▶ [EXERCISE OBJECTIVE]
State how many lines contain the string "وكيع", and write nothing else.

▶ [RECORD EXTRACTS]
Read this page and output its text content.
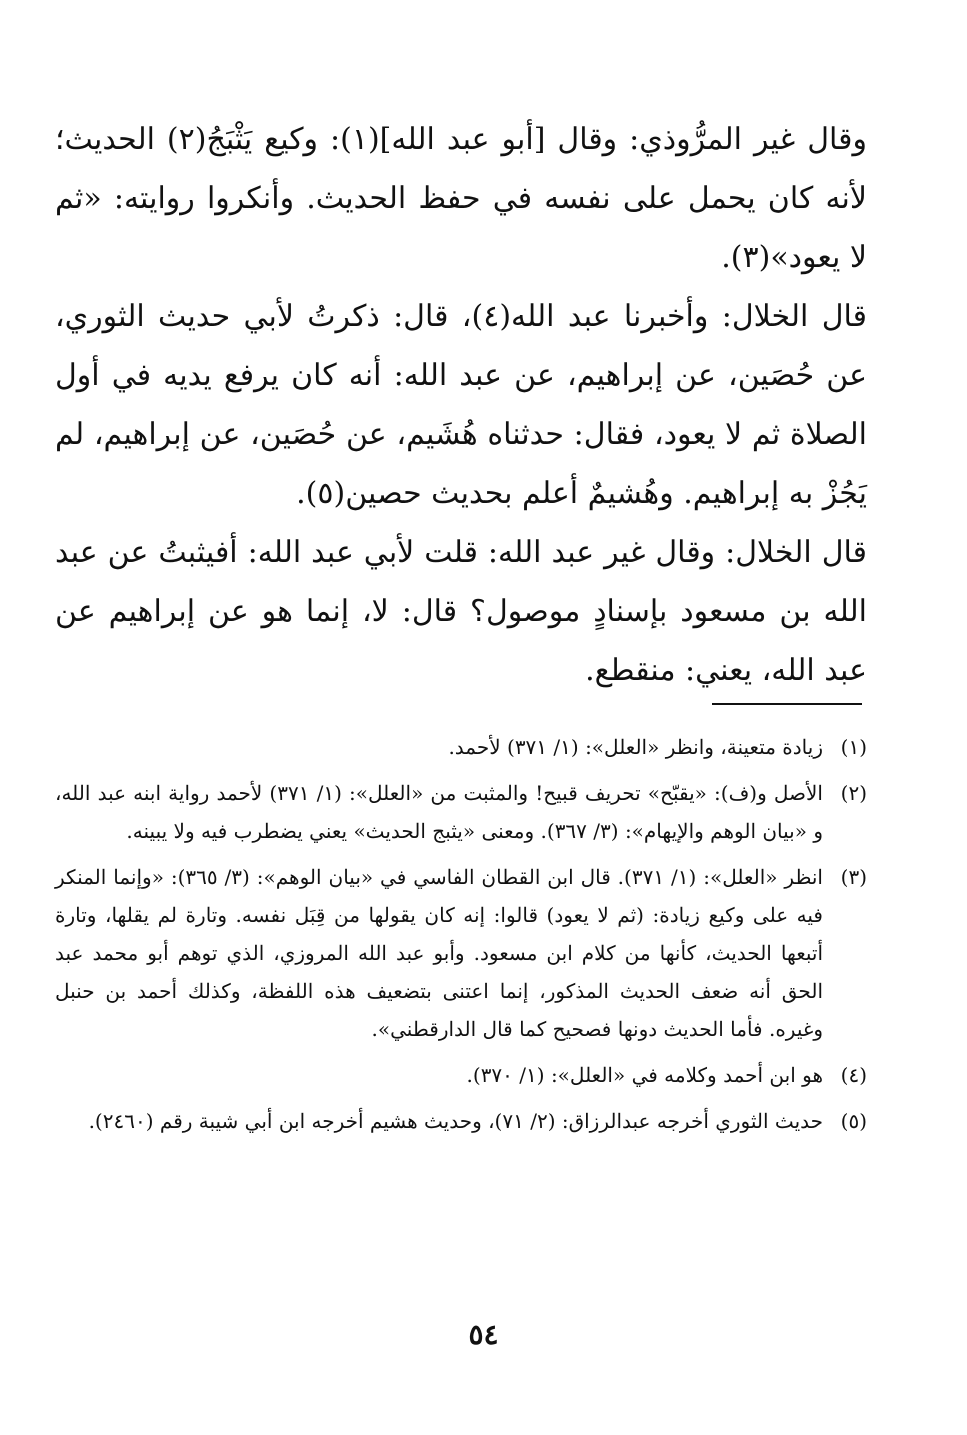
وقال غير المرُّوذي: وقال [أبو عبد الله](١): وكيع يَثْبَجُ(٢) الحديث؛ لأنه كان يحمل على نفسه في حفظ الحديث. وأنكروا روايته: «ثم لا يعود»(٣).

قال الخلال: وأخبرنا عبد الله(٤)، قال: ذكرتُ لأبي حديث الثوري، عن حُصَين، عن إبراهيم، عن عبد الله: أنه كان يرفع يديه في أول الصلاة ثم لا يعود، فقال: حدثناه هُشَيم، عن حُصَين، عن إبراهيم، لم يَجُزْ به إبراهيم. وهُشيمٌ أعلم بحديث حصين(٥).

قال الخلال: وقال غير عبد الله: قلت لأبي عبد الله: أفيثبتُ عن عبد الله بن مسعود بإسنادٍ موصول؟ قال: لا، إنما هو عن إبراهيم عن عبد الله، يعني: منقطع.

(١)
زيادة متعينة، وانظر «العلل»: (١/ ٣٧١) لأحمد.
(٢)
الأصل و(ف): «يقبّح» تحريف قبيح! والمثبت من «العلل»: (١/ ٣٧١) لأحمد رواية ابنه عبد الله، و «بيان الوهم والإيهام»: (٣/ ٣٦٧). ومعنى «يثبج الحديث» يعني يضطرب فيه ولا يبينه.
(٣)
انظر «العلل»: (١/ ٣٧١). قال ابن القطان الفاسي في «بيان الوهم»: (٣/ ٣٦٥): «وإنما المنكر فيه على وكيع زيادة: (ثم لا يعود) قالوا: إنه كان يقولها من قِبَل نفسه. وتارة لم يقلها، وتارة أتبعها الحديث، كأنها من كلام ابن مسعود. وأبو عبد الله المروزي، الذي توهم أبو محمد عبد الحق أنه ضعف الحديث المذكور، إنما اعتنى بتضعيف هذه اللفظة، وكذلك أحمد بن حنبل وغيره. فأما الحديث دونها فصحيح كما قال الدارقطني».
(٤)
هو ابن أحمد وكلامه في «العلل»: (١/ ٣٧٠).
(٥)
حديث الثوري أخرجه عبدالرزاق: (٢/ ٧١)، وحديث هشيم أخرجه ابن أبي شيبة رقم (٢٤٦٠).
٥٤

▶ [THE RESPONSE]
2